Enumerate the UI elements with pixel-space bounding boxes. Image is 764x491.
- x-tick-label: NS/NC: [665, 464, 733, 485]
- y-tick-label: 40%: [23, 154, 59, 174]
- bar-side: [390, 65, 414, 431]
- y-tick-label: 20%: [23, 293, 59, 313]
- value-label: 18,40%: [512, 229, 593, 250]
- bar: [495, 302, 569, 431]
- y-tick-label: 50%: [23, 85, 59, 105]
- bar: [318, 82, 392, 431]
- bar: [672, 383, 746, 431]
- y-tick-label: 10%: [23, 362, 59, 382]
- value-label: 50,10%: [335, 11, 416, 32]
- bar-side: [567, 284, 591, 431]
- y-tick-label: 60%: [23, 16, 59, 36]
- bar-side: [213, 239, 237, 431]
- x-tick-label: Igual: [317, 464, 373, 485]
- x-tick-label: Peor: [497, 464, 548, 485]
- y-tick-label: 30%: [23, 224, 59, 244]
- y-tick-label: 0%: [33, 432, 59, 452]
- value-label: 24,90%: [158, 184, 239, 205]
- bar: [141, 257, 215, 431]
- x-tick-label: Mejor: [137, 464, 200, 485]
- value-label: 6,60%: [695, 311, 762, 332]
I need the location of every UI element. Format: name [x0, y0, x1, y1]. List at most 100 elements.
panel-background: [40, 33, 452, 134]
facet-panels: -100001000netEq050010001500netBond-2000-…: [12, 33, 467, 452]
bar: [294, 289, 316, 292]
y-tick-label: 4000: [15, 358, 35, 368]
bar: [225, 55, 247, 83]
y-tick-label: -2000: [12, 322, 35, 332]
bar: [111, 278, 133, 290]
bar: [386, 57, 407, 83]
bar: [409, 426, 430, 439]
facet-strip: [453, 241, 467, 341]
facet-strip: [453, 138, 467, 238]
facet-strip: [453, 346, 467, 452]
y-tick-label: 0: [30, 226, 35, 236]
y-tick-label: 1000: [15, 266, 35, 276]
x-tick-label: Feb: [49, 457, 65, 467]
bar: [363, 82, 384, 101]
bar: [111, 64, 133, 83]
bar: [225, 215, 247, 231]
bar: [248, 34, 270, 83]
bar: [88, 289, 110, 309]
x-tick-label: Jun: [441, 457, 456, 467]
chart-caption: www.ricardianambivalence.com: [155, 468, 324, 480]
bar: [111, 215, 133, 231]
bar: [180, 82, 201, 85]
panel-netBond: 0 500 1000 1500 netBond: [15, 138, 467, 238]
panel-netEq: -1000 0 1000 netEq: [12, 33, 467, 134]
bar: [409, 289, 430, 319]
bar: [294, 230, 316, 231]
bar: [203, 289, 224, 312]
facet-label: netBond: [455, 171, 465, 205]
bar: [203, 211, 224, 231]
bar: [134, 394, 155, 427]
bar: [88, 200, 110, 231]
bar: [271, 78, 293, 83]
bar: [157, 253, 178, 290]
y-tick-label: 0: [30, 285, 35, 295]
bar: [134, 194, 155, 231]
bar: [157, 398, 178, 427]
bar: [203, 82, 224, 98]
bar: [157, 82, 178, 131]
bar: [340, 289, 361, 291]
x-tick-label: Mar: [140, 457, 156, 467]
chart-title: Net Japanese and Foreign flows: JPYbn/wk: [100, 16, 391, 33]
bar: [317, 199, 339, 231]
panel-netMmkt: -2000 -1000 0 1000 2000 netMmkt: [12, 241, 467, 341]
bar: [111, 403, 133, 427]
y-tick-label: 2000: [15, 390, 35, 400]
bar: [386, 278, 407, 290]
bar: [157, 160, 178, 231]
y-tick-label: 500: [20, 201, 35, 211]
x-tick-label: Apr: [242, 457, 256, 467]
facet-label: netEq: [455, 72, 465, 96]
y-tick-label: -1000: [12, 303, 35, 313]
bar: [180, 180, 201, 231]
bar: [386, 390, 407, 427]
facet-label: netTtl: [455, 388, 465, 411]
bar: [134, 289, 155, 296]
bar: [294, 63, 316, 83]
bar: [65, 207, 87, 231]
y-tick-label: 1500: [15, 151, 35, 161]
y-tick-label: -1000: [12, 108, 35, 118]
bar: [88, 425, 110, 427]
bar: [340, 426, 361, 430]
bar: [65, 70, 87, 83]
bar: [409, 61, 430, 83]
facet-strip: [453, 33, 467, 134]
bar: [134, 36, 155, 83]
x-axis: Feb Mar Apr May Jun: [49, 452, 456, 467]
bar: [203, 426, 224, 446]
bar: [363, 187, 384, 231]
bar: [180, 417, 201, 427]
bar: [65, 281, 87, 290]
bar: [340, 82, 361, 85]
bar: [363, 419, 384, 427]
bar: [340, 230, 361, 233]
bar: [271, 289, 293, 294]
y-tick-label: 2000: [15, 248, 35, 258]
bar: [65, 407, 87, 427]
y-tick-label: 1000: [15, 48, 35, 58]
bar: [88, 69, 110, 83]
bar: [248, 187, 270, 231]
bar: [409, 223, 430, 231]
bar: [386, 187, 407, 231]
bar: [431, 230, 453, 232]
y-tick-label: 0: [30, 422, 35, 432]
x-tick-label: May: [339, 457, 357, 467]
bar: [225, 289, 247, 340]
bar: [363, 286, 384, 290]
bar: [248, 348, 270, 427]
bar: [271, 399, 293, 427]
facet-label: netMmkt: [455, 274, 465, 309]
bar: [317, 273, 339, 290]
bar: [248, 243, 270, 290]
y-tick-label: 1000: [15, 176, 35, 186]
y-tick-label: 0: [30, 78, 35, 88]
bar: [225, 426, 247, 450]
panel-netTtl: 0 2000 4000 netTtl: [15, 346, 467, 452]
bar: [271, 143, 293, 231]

▶ [Exercise]: Can you put every line of the material above into a Markdown table with the columns No. and Line, numbering each row and leaving out any blank lines?

▶ [Result of the task]:
| No. | Line |
|---|---|
| 1 | Enumerate the UI elements with pixel-space bounding boxes. Image is 764x491. |
| 2 | - x-tick-label: NS/NC: [665, 464, 733, 485] |
| 3 | - y-tick-label: 40%: [23, 154, 59, 174] |
| 4 | - bar-side: [390, 65, 414, 431] |
| 5 | - y-tick-label: 20%: [23, 293, 59, 313] |
| 6 | - value-label: 18,40%: [512, 229, 593, 250] |
| 7 | - bar: [495, 302, 569, 431] |
| 8 | - y-tick-label: 50%: [23, 85, 59, 105] |
| 9 | - bar: [318, 82, 392, 431] |
| 10 | - bar: [672, 383, 746, 431] |
| 11 | - y-tick-label: 10%: [23, 362, 59, 382] |
| 12 | - value-label: 50,10%: [335, 11, 416, 32] |
| 13 | - bar-side: [567, 284, 591, 431] |
| 14 | - y-tick-label: 60%: [23, 16, 59, 36] |
| 15 | - bar-side: [213, 239, 237, 431] |
| 16 | - x-tick-label: Igual: [317, 464, 373, 485] |
| 17 | - x-tick-label: Peor: [497, 464, 548, 485] |
| 18 | - y-tick-label: 30%: [23, 224, 59, 244] |
| 19 | - y-tick-label: 0%: [33, 432, 59, 452] |
| 20 | - value-label: 24,90%: [158, 184, 239, 205] |
| 21 | - bar: [141, 257, 215, 431] |
| 22 | - x-tick-label: Mejor: [137, 464, 200, 485] |
| 23 | - value-label: 6,60%: [695, 311, 762, 332] |
| 24 | I need the location of every UI element. Format: name [x0, y0, x1, y1]. List at most 100 elements. |
| 25 | panel-background: [40, 33, 452, 134] |
| 26 | facet-panels: -100001000netEq050010001500netBond-2000-…: [12, 33, 467, 452] |
| 27 | bar: [294, 289, 316, 292] |
| 28 | y-tick-label: 4000: [15, 358, 35, 368] |
| 29 | bar: [225, 55, 247, 83] |
| 30 | y-tick-label: -2000: [12, 322, 35, 332] |
| 31 | bar: [111, 278, 133, 290] |
| 32 | bar: [386, 57, 407, 83] |
| 33 | bar: [409, 426, 430, 439] |
| 34 | facet-strip: [453, 241, 467, 341] |
| 35 | facet-strip: [453, 138, 467, 238] |
| 36 | facet-strip: [453, 346, 467, 452] |
| 37 | y-tick-label: 0: [30, 226, 35, 236] |
| 38 | y-tick-label: 1000: [15, 266, 35, 276] |
| 39 | x-tick-label: Feb: [49, 457, 65, 467] |
| 40 | bar: [363, 82, 384, 101] |
| 41 | bar: [111, 64, 133, 83] |
| 42 | bar: [225, 215, 247, 231] |
| 43 | bar: [248, 34, 270, 83] |
| 44 | bar: [88, 289, 110, 309] |
| 45 | x-tick-label: Jun: [441, 457, 456, 467] |
| 46 | chart-caption: www.ricardianambivalence.com: [155, 468, 324, 480] |
| 47 | bar: [111, 215, 133, 231] |
| 48 | bar: [180, 82, 201, 85] |
| 49 | panel-netBond: 0 500 1000 1500 netBond: [15, 138, 467, 238] |
| 50 | panel-netEq: -1000 0 1000 netEq: [12, 33, 467, 134] |
| 51 | bar: [409, 289, 430, 319] |
| 52 | bar: [294, 230, 316, 231] |
| 53 | bar: [203, 289, 224, 312] |
| 54 | facet-label: netBond: [455, 171, 465, 205] |
| 55 | bar: [203, 211, 224, 231] |
| 56 | bar: [134, 394, 155, 427] |
| 57 | bar: [88, 200, 110, 231] |
| 58 | bar: [271, 78, 293, 83] |
| 59 | bar: [157, 253, 178, 290] |
| 60 | y-tick-label: 0: [30, 285, 35, 295] |
| 61 | bar: [134, 194, 155, 231] |
| 62 | bar: [157, 398, 178, 427] |
| 63 | bar: [203, 82, 224, 98] |
| 64 | bar: [157, 82, 178, 131] |
| 65 | bar: [340, 289, 361, 291] |
| 66 | x-tick-label: Mar: [140, 457, 156, 467] |
| 67 | chart-title: Net Japanese and Foreign flows: JPYbn/wk: [100, 16, 391, 33] |
| 68 | bar: [317, 199, 339, 231] |
| 69 | panel-netMmkt: -2000 -1000 0 1000 2000 netMmkt: [12, 241, 467, 341] |
| 70 | bar: [111, 403, 133, 427] |
| 71 | y-tick-label: 2000: [15, 390, 35, 400] |
| 72 | bar: [386, 278, 407, 290] |
| 73 | bar: [157, 160, 178, 231] |
| 74 | y-tick-label: 500: [20, 201, 35, 211] |
| 75 | x-tick-label: Apr: [242, 457, 256, 467] |
| 76 | facet-label: netEq: [455, 72, 465, 96] |
| 77 | y-tick-label: -1000: [12, 303, 35, 313] |
| 78 | bar: [180, 180, 201, 231] |
| 79 | bar: [386, 390, 407, 427] |
| 80 | facet-label: netTtl: [455, 388, 465, 411] |
| 81 | bar: [134, 289, 155, 296] |
| 82 | bar: [294, 63, 316, 83] |
| 83 | bar: [65, 207, 87, 231] |
| 84 | y-tick-label: 1500: [15, 151, 35, 161] |
| 85 | y-tick-label: -1000: [12, 108, 35, 118] |
| 86 | bar: [88, 425, 110, 427] |
| 87 | bar: [340, 426, 361, 430] |
| 88 | bar: [65, 70, 87, 83] |
| 89 | bar: [409, 61, 430, 83] |
| 90 | facet-strip: [453, 33, 467, 134] |
| 91 | bar: [134, 36, 155, 83] |
| 92 | x-axis: Feb Mar Apr May Jun: [49, 452, 456, 467] |
| 93 | bar: [203, 426, 224, 446] |
| 94 | bar: [363, 187, 384, 231] |
| 95 | bar: [180, 417, 201, 427] |
| 96 | bar: [65, 281, 87, 290] |
| 97 | bar: [340, 82, 361, 85] |
| 98 | bar: [363, 419, 384, 427] |
| 99 | bar: [340, 230, 361, 233] |
| 100 | bar: [271, 289, 293, 294] |
| 101 | y-tick-label: 2000: [15, 248, 35, 258] |
| 102 | bar: [65, 407, 87, 427] |
| 103 | y-tick-label: 1000: [15, 48, 35, 58] |
| 104 | bar: [88, 69, 110, 83] |
| 105 | bar: [248, 187, 270, 231] |
| 106 | bar: [409, 223, 430, 231] |
| 107 | bar: [386, 187, 407, 231] |
| 108 | bar: [431, 230, 453, 232] |
| 109 | y-tick-label: 0: [30, 422, 35, 432] |
| 110 | x-tick-label: May: [339, 457, 357, 467] |
| 111 | bar: [225, 289, 247, 340] |
| 112 | bar: [363, 286, 384, 290] |
| 113 | bar: [248, 348, 270, 427] |
| 114 | bar: [271, 399, 293, 427] |
| 115 | facet-label: netMmkt: [455, 274, 465, 309] |
| 116 | bar: [317, 273, 339, 290] |
| 117 | bar: [248, 243, 270, 290] |
| 118 | y-tick-label: 1000: [15, 176, 35, 186] |
| 119 | y-tick-label: 0: [30, 78, 35, 88] |
| 120 | bar: [225, 426, 247, 450] |
| 121 | panel-netTtl: 0 2000 4000 netTtl: [15, 346, 467, 452] |
| 122 | bar: [271, 143, 293, 231] |